◆ SHORT PROBLEM: Exactly the lines from the line that has "Serialize everything readable" through the final line below are to be retyped, and the pictures are not.

◆ DATA EXCERPTS:
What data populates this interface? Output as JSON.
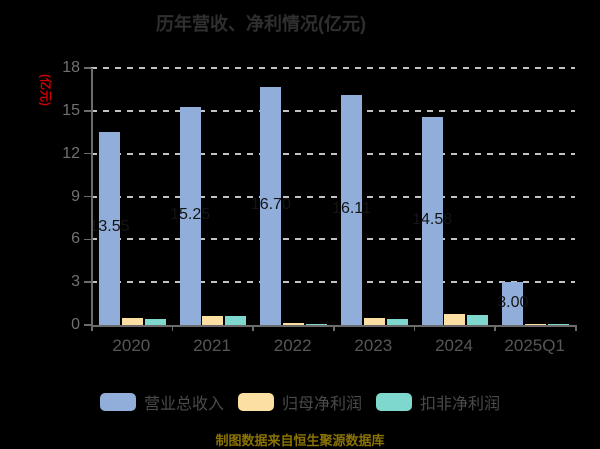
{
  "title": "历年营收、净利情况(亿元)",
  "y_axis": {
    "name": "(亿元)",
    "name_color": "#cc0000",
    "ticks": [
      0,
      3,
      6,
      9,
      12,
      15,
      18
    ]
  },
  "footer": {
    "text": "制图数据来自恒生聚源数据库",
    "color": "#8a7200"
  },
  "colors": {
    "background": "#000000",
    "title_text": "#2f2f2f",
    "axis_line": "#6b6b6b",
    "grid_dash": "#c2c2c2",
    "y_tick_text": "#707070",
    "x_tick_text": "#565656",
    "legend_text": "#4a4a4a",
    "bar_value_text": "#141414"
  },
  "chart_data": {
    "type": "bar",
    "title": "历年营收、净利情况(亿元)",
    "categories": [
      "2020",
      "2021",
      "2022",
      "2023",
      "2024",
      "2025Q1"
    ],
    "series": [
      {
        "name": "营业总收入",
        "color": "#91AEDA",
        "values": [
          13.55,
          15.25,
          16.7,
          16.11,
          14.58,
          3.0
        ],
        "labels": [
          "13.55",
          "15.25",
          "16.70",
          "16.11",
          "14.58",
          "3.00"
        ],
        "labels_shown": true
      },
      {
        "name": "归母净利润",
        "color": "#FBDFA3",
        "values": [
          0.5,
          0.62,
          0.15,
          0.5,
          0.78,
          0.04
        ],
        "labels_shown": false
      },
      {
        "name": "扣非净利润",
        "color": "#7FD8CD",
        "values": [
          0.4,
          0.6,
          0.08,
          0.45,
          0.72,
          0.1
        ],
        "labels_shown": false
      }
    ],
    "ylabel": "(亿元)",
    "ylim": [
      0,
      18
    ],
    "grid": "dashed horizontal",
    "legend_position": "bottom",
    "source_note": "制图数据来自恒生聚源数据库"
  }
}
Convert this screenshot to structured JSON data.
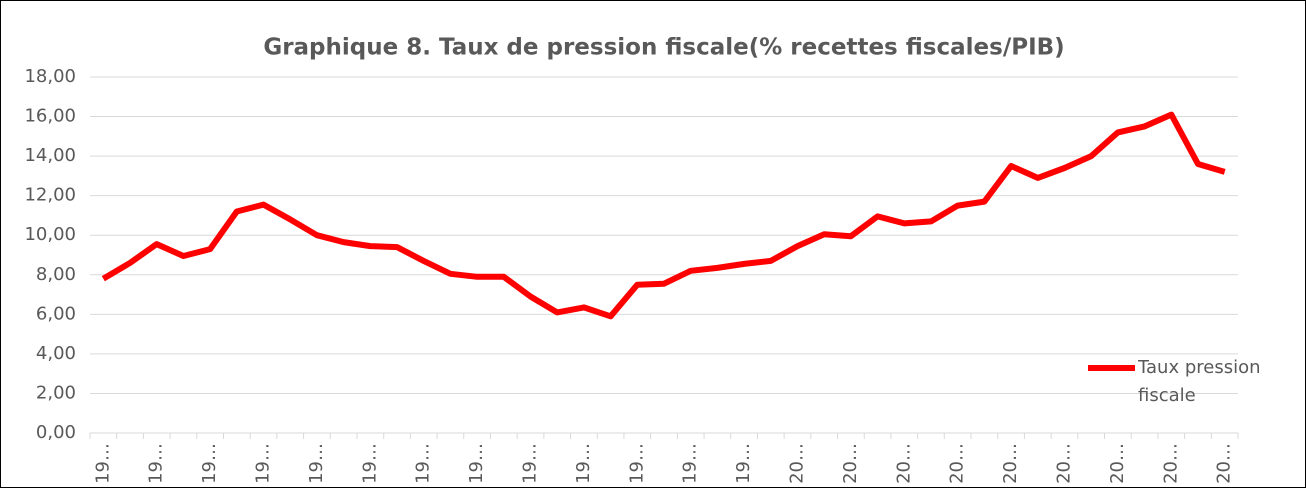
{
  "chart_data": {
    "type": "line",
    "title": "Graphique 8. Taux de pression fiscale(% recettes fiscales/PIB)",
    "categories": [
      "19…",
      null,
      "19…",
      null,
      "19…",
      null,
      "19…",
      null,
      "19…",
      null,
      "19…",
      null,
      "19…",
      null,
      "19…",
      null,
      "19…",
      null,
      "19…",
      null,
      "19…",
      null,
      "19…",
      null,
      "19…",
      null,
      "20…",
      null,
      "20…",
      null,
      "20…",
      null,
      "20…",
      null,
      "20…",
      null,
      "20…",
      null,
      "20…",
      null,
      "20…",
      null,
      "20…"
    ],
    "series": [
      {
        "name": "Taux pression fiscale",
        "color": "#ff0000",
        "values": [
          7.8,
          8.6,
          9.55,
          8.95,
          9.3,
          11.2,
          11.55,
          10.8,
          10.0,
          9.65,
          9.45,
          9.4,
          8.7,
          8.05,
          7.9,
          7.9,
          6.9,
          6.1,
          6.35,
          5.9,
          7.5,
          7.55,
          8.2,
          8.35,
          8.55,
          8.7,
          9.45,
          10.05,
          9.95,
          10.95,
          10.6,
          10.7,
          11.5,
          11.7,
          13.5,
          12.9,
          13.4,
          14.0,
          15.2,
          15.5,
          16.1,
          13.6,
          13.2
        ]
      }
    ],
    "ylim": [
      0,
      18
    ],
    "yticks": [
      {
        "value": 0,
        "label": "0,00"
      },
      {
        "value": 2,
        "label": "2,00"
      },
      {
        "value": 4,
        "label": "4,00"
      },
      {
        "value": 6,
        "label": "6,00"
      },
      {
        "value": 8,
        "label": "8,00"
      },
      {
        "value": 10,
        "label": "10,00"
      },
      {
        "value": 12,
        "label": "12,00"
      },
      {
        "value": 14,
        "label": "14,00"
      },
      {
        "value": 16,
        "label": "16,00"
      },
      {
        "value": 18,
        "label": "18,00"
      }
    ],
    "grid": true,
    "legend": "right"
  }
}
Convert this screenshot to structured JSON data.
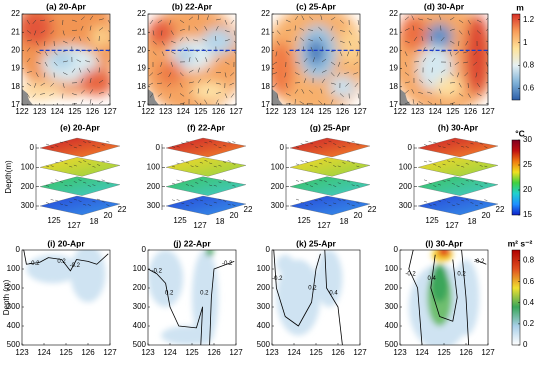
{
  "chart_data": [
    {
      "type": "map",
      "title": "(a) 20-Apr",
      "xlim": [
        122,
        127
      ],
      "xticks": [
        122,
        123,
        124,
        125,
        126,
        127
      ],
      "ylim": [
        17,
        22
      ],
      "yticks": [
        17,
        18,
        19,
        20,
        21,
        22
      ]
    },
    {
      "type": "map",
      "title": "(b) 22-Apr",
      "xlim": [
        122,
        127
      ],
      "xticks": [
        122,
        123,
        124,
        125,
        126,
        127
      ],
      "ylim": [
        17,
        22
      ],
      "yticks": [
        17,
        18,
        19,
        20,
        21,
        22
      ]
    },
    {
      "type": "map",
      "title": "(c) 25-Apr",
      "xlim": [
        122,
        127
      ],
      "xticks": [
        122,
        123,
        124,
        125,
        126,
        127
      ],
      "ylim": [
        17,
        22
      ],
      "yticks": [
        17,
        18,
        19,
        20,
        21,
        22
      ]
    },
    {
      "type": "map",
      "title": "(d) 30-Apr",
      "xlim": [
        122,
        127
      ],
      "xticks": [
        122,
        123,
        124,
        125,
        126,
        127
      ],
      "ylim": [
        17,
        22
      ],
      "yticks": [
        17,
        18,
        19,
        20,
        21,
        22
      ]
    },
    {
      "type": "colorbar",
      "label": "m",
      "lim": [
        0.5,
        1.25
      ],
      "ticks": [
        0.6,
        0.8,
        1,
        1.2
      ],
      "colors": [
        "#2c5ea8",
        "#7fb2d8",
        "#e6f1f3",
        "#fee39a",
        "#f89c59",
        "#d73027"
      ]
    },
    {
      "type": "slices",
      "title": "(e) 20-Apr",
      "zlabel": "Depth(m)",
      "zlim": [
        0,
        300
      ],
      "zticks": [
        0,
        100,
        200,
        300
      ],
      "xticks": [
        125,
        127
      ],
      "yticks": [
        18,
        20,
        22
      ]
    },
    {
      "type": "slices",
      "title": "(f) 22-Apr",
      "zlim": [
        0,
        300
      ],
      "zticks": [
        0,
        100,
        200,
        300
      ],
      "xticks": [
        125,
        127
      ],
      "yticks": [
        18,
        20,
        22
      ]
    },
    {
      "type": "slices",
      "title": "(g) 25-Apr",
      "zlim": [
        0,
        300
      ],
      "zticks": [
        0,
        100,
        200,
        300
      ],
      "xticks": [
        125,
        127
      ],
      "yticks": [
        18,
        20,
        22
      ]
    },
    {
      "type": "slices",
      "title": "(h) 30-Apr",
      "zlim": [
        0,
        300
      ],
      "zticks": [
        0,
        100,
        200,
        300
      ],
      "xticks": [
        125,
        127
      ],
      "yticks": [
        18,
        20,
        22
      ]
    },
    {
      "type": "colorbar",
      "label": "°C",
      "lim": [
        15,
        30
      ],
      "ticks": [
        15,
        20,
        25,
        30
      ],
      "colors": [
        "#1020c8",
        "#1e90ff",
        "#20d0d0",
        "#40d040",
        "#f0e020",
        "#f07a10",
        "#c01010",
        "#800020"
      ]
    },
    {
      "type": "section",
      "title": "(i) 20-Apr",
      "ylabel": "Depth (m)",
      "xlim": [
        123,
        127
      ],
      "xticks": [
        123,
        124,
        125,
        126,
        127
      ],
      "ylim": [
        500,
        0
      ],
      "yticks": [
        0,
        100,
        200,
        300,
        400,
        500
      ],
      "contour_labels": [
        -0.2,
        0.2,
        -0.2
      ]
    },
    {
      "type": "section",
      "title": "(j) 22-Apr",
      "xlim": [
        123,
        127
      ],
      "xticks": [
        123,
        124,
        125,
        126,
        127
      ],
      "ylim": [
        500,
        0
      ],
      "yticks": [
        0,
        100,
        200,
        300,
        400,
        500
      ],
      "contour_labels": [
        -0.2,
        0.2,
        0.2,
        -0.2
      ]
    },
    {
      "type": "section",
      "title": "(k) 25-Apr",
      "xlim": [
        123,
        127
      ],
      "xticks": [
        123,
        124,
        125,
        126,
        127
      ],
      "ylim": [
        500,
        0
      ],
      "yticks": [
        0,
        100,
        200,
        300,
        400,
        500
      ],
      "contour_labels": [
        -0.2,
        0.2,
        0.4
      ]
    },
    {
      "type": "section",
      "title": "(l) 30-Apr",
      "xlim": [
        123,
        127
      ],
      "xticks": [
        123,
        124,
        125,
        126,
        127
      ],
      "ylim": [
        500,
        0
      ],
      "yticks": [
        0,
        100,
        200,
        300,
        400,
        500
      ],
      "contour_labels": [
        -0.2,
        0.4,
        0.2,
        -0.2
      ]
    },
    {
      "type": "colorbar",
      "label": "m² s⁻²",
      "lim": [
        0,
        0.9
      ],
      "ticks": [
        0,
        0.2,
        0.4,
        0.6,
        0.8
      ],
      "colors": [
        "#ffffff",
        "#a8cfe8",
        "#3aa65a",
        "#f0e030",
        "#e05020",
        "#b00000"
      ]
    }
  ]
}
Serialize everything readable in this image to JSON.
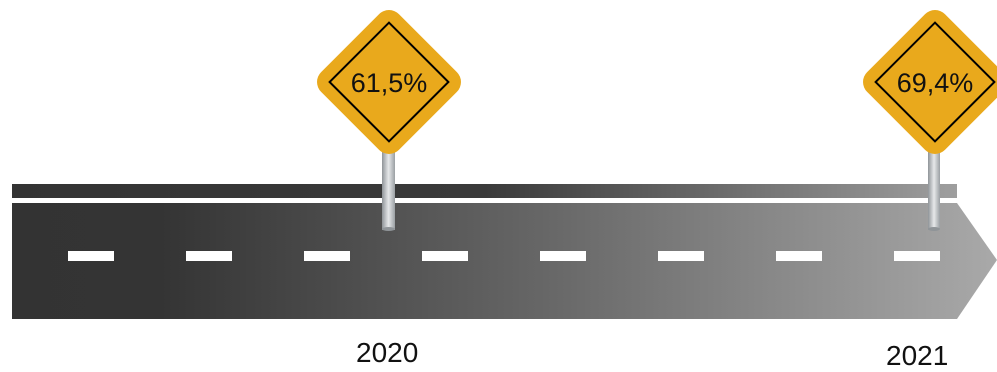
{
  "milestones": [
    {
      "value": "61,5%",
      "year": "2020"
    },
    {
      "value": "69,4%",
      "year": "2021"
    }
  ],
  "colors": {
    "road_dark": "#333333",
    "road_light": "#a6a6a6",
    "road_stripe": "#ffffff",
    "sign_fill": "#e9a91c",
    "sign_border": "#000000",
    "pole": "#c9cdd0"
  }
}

◆ TASK RESPONSE:
Serialize everything readable in this image to JSON.
{
  "milestones": [
    {
      "value": "61,5%",
      "year": "2020"
    },
    {
      "value": "69,4%",
      "year": "2021"
    }
  ],
  "colors": {
    "road_dark": "#333333",
    "road_light": "#a6a6a6",
    "road_stripe": "#ffffff",
    "sign_fill": "#e9a91c",
    "sign_border": "#000000",
    "pole": "#c9cdd0"
  }
}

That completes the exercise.